- Aim
Filter the listing and keep only the lines with the word "учреждений".

- Input material
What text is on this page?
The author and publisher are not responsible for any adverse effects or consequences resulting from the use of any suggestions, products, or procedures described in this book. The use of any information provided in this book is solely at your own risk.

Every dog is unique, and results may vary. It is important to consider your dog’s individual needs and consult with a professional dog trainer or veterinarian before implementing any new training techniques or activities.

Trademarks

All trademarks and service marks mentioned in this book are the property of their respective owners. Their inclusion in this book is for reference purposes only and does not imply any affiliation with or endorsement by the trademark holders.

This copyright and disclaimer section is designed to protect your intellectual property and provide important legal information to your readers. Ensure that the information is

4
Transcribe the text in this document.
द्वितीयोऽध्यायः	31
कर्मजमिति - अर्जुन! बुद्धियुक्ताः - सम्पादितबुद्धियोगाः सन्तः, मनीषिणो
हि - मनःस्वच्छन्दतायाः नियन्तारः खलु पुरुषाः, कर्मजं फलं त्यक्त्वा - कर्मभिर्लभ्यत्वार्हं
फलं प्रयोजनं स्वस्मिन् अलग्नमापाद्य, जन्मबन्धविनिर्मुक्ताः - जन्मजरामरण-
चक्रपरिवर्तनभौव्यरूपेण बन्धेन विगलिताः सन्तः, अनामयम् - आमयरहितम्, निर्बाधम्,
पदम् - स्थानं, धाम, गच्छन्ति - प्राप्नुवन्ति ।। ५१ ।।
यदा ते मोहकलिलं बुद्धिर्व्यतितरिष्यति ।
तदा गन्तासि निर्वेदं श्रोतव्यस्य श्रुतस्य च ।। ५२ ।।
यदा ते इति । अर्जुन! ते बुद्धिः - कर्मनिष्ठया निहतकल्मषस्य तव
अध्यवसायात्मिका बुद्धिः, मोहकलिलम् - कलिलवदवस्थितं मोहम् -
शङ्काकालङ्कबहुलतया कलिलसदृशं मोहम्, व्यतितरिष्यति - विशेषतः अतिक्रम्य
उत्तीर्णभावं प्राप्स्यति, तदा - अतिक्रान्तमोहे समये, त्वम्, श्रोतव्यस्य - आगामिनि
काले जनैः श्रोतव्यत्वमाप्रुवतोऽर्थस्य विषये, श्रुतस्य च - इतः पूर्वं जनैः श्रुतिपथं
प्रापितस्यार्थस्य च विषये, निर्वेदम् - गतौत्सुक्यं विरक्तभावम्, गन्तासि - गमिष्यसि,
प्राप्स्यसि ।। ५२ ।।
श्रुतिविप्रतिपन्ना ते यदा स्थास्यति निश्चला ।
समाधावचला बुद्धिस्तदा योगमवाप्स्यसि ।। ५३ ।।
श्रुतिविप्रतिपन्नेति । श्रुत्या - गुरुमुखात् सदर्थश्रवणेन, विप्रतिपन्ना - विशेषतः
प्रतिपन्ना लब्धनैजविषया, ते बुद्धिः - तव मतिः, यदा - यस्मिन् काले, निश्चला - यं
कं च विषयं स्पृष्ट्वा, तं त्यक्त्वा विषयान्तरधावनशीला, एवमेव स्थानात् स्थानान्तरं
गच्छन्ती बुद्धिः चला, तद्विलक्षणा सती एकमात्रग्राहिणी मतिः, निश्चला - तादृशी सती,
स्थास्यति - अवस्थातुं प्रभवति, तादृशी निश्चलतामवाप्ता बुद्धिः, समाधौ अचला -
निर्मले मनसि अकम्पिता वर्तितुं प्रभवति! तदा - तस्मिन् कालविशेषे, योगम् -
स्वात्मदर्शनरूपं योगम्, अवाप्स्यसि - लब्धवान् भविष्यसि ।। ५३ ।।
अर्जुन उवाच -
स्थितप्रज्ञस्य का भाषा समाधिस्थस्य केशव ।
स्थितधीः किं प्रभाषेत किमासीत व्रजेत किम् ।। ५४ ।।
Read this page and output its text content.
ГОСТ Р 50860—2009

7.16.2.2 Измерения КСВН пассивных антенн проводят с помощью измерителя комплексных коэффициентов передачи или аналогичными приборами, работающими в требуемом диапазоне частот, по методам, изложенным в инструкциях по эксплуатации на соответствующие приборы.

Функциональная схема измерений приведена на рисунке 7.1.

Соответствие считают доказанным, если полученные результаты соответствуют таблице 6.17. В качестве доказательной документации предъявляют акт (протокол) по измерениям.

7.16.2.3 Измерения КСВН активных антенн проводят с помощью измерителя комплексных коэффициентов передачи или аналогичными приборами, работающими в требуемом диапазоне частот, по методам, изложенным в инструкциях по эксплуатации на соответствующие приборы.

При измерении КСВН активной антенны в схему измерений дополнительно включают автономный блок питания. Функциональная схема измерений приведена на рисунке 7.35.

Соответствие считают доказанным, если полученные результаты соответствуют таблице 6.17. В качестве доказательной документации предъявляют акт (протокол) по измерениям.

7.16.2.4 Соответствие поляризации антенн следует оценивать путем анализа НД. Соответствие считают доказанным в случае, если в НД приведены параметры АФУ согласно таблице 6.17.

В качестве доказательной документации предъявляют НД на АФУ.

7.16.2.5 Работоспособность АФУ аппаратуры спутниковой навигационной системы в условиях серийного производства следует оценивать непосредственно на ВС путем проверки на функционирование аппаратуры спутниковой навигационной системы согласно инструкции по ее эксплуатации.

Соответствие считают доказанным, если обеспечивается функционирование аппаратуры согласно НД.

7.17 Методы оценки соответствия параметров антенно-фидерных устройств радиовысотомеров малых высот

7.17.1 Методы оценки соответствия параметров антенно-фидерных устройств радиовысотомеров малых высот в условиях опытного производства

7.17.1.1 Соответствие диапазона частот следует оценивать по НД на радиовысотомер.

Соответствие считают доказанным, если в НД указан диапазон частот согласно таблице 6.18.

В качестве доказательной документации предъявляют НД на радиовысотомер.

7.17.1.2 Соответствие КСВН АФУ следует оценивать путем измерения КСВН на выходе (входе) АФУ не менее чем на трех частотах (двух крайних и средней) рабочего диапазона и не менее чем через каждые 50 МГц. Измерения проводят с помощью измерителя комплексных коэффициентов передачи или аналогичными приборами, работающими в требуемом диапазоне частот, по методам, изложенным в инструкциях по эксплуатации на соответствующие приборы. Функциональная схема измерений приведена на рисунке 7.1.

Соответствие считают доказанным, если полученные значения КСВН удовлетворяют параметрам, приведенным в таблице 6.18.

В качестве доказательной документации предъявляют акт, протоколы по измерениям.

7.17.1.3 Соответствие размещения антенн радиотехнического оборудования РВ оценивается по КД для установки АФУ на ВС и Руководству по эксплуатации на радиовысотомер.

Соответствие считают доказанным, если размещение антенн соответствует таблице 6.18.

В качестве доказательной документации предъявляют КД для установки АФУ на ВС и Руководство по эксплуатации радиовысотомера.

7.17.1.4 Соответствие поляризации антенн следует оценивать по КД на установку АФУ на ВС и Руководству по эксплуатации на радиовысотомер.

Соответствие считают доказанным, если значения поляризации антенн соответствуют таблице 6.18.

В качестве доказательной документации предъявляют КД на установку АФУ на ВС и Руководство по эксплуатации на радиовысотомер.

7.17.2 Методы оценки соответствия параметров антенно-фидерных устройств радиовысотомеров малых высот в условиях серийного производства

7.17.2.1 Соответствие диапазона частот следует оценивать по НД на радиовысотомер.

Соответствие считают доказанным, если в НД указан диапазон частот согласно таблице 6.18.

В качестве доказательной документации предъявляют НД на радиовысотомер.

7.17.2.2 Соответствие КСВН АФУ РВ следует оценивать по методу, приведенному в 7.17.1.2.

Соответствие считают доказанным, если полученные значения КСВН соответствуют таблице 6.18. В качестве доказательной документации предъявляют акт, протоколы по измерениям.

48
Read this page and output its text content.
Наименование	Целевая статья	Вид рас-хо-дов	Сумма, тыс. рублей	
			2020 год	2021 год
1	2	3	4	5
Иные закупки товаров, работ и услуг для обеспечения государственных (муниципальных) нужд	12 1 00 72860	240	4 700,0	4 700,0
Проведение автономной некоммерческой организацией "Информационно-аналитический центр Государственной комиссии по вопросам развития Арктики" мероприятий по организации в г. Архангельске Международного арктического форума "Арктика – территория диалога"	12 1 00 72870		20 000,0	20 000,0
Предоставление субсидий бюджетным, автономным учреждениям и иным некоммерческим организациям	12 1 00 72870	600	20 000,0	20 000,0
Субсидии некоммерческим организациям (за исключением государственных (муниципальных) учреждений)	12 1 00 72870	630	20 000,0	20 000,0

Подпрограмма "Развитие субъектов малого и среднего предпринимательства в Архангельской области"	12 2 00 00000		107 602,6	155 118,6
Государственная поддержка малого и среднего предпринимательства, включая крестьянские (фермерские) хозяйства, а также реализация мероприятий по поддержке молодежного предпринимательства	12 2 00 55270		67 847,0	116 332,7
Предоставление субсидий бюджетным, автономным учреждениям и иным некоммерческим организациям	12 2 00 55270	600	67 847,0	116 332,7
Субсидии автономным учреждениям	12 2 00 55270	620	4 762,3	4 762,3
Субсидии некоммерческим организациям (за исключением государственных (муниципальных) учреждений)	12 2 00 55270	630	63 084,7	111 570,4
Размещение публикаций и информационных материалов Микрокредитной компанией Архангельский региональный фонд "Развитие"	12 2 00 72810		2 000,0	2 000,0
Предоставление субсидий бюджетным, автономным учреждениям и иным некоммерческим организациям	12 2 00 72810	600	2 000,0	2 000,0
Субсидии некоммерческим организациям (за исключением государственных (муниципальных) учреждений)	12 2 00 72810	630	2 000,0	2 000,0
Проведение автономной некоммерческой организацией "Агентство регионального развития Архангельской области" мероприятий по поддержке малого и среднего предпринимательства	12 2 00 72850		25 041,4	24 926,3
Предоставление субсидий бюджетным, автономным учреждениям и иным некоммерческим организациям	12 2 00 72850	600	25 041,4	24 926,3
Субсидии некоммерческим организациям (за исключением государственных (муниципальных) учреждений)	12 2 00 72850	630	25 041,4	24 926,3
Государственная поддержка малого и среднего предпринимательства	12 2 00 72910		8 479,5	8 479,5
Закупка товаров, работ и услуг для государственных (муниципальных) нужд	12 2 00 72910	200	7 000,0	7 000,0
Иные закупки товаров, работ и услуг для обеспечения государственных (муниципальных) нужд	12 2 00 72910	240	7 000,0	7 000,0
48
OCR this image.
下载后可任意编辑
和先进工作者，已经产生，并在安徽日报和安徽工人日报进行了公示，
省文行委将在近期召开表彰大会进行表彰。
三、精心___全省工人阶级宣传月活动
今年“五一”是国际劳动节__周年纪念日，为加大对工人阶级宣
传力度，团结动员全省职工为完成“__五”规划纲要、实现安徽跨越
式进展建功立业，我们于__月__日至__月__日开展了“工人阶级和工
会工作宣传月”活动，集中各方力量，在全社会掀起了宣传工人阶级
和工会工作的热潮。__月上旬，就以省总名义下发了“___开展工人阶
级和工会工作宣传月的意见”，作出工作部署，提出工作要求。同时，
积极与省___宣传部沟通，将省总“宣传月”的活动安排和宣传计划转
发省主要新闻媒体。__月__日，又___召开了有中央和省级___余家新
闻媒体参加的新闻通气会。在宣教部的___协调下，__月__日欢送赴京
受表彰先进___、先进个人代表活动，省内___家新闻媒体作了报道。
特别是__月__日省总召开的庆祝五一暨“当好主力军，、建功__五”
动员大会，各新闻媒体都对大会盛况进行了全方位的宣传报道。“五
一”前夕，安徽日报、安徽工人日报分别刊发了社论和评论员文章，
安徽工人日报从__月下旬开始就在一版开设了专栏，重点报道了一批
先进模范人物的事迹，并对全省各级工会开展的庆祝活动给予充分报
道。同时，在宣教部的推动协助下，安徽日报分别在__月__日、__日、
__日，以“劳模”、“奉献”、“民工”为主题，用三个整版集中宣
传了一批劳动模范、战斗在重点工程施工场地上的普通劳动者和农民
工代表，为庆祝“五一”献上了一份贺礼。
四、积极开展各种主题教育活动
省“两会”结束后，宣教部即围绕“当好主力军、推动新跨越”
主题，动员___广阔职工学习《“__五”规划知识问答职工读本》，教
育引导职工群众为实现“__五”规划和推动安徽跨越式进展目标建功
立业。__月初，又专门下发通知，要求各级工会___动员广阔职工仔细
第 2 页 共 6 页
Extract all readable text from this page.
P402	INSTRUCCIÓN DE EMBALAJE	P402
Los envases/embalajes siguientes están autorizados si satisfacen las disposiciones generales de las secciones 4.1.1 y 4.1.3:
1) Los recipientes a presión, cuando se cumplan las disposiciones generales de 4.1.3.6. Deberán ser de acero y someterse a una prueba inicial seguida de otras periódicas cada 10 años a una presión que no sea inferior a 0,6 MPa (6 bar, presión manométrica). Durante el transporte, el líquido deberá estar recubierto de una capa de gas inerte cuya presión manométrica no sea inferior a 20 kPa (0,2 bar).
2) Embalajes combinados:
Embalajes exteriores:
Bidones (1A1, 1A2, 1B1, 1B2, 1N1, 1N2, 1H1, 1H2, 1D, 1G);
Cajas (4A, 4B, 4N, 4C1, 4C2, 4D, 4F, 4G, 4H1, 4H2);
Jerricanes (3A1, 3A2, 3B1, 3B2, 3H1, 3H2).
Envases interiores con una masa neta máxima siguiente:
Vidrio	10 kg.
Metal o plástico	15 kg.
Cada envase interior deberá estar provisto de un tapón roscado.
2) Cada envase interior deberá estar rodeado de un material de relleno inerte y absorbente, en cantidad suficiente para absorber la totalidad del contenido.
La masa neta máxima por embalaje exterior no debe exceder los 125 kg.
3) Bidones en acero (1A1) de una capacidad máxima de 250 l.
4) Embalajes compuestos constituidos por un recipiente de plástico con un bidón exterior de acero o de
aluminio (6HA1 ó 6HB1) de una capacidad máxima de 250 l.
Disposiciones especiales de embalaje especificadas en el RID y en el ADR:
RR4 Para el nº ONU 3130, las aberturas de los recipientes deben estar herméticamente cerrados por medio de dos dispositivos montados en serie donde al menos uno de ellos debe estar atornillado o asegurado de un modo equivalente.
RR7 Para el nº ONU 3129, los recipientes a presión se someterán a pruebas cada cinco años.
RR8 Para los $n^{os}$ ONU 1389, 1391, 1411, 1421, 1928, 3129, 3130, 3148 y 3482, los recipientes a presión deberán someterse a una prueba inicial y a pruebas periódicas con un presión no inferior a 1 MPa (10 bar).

- Exercise response
Субсидии некоммерческим организациям (за исключением государственных (муниципальных) учреждений)	12 1 00 72870	630	20 000,0	20 000,0
Субсидии некоммерческим организациям (за исключением государственных (муниципальных) учреждений)	12 2 00 55270	630	63 084,7	111 570,4
Субсидии некоммерческим организациям (за исключением государственных (муниципальных) учреждений)	12 2 00 72810	630	2 000,0	2 000,0
Субсидии некоммерческим организациям (за исключением государственных (муниципальных) учреждений)	12 2 00 72850	630	25 041,4	24 926,3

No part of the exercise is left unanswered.